> _What you have to do_
Only the number is wanted: how many lines contain the word "последних"?

> _Given records_
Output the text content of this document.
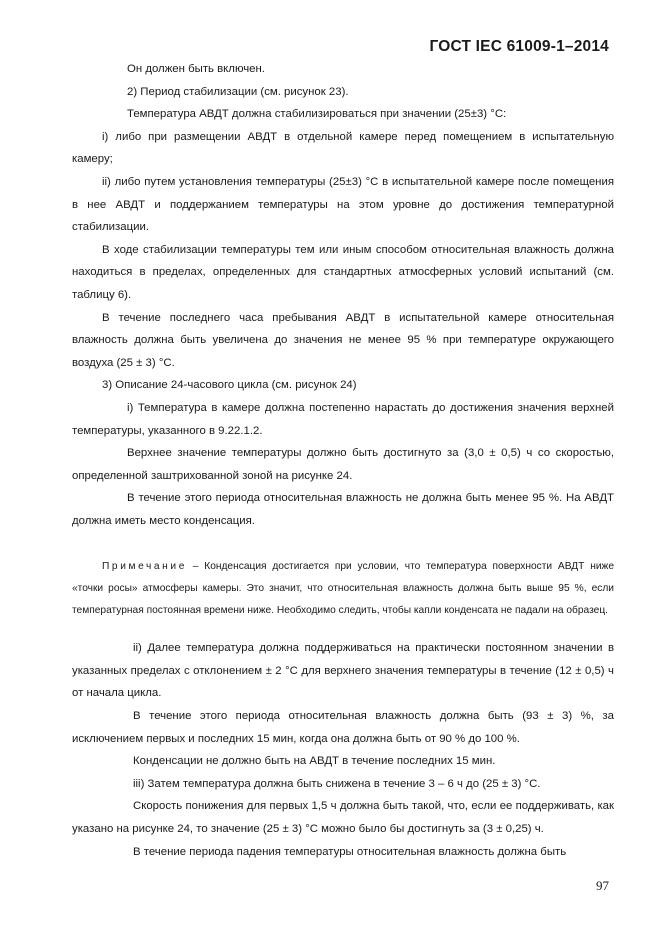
ГОСТ IEC 61009-1–2014

Он должен быть включен.

2) Период стабилизации (см. рисунок 23).

Температура АВДТ должна стабилизироваться при значении (25±3) °С:

i) либо при размещении АВДТ в отдельной камере перед помещением в испытательную камеру;

ii) либо путем установления температуры (25±3) °С в испытательной камере после помещения в нее АВДТ и поддержанием температуры на этом уровне до достижения температурной стабилизации.

В ходе стабилизации температуры тем или иным способом относительная влажность должна находиться в пределах, определенных для стандартных атмосферных условий испытаний (см. таблицу 6).

В течение последнего часа пребывания АВДТ в испытательной камере относительная влажность должна быть увеличена до значения не менее 95 % при температуре окружающего воздуха (25 ± 3) °С.

3) Описание 24-часового цикла (см. рисунок 24)

i) Температура в камере должна постепенно нарастать до достижения значения верхней температуры, указанного в 9.22.1.2.

Верхнее значение температуры должно быть достигнуто за (3,0 ± 0,5) ч со скоростью, определенной заштрихованной зоной на рисунке 24.

В течение этого периода относительная влажность не должна быть менее 95 %. На АВДТ должна иметь место конденсация.

Примечание – Конденсация достигается при условии, что температура поверхности АВДТ ниже «точки росы» атмосферы камеры. Это значит, что относительная влажность должна быть выше 95 %, если температурная постоянная времени ниже. Необходимо следить, чтобы капли конденсата не падали на образец.

ii) Далее температура должна поддерживаться на практически постоянном значении в указанных пределах с отклонением ± 2 °С для верхнего значения температуры в течение (12 ± 0,5) ч от начала цикла.

В течение этого периода относительная влажность должна быть (93 ± 3) %, за исключением первых и последних 15 мин, когда она должна быть от 90 % до 100 %.

Конденсации не должно быть на АВДТ в течение последних 15 мин.

iii) Затем температура должна быть снижена в течение 3 – 6 ч до (25 ± 3) °С.

Скорость понижения для первых 1,5 ч должна быть такой, что, если ее поддерживать, как указано на рисунке 24, то значение (25 ± 3) °С можно было бы достигнуть за (3 ± 0,25) ч.

В течение периода падения температуры относительная влажность должна быть

97
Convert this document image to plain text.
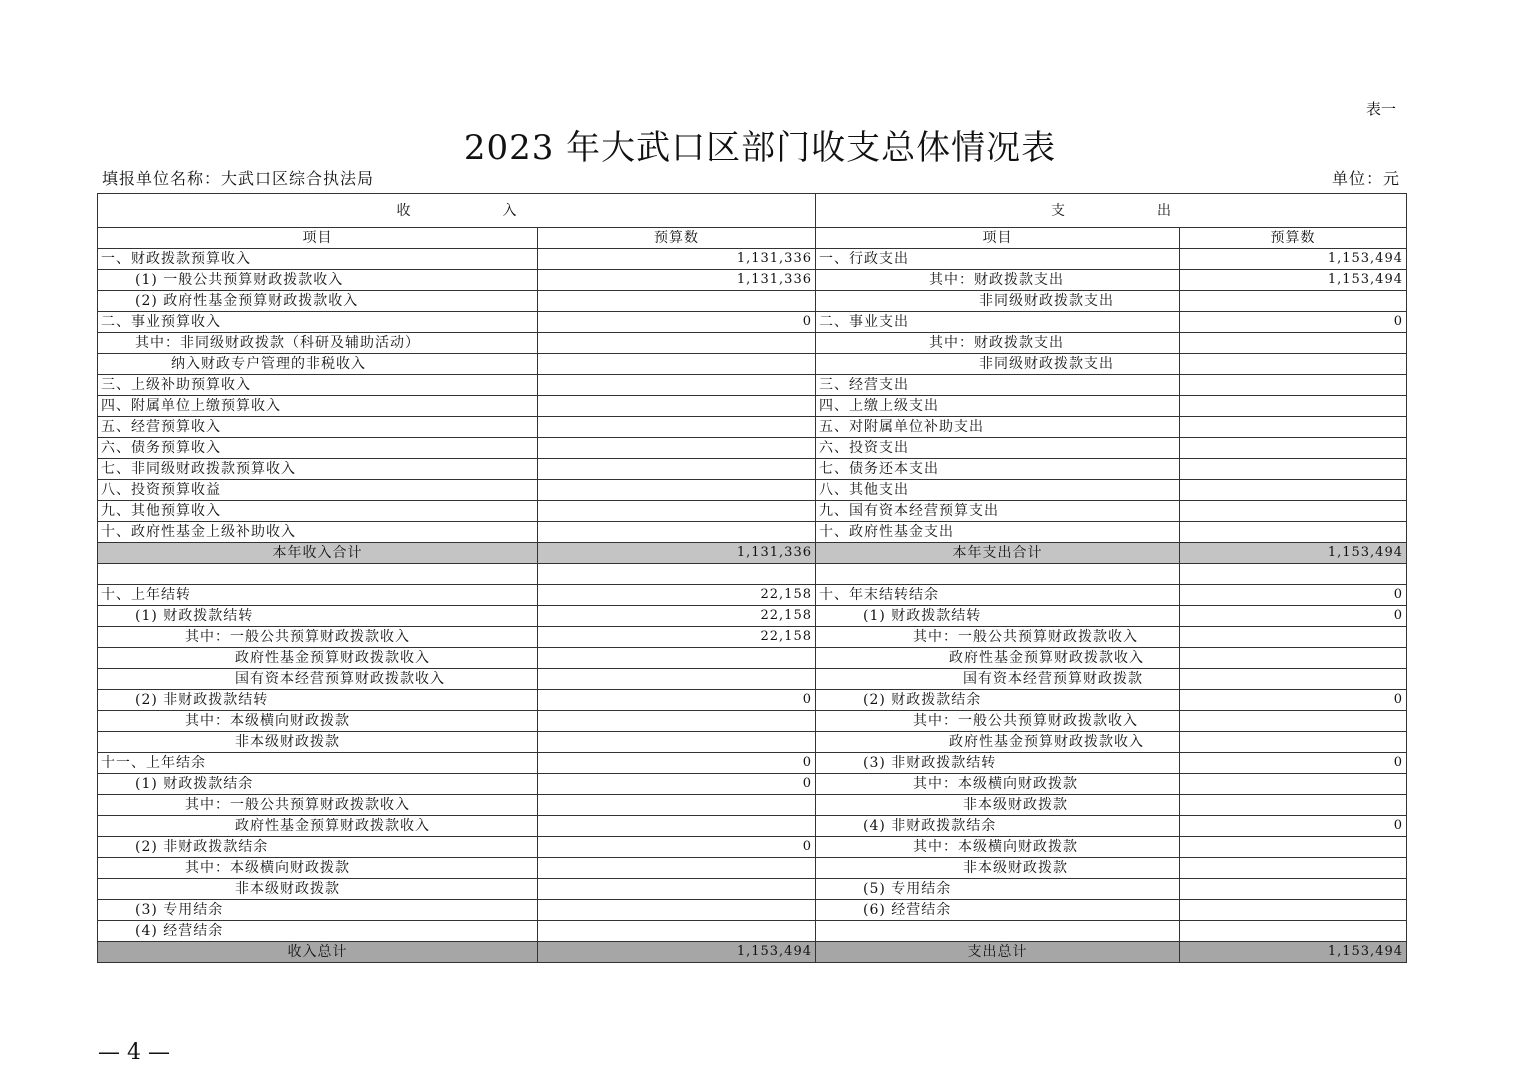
表一
2023 年大武口区部门收支总体情况表
填报单位名称：大武口区综合执法局	单位：元
收入		支出	
项目	预算数	项目	预算数
一、财政拨款预算收入	1,131,336	一、行政支出	1,153,494
(1) 一般公共预算财政拨款收入	1,131,336	其中：财政拨款支出	1,153,494
(2) 政府性基金预算财政拨款收入		非同级财政拨款支出	
二、事业预算收入	0	二、事业支出	0
其中：非同级财政拨款（科研及辅助活动）		其中：财政拨款支出	
纳入财政专户管理的非税收入		非同级财政拨款支出	
三、上级补助预算收入		三、经营支出	
四、附属单位上缴预算收入		四、上缴上级支出	
五、经营预算收入		五、对附属单位补助支出	
六、债务预算收入		六、投资支出	
七、非同级财政拨款预算收入		七、债务还本支出	
八、投资预算收益		八、其他支出	
九、其他预算收入		九、国有资本经营预算支出	
十、政府性基金上级补助收入		十、政府性基金支出	
本年收入合计	1,131,336	本年支出合计	1,153,494

十、上年结转	22,158	十、年末结转结余	0
(1) 财政拨款结转	22,158	(1) 财政拨款结转	0
其中：一般公共预算财政拨款收入	22,158	其中：一般公共预算财政拨款收入	
政府性基金预算财政拨款收入		政府性基金预算财政拨款收入	
国有资本经营预算财政拨款收入		国有资本经营预算财政拨款	
(2) 非财政拨款结转	0	(2) 财政拨款结余	0
其中：本级横向财政拨款		其中：一般公共预算财政拨款收入	
非本级财政拨款		政府性基金预算财政拨款收入	
十一、上年结余	0	(3) 非财政拨款结转	0
(1) 财政拨款结余	0	其中：本级横向财政拨款	
其中：一般公共预算财政拨款收入		非本级财政拨款	
政府性基金预算财政拨款收入		(4) 非财政拨款结余	0
(2) 非财政拨款结余	0	其中：本级横向财政拨款	
其中：本级横向财政拨款		非本级财政拨款	
非本级财政拨款		(5) 专用结余	
(3) 专用结余		(6) 经营结余	
(4) 经营结余			
收入总计	1,153,494	支出总计	1,153,494
— 4 —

> _Worked answer_
2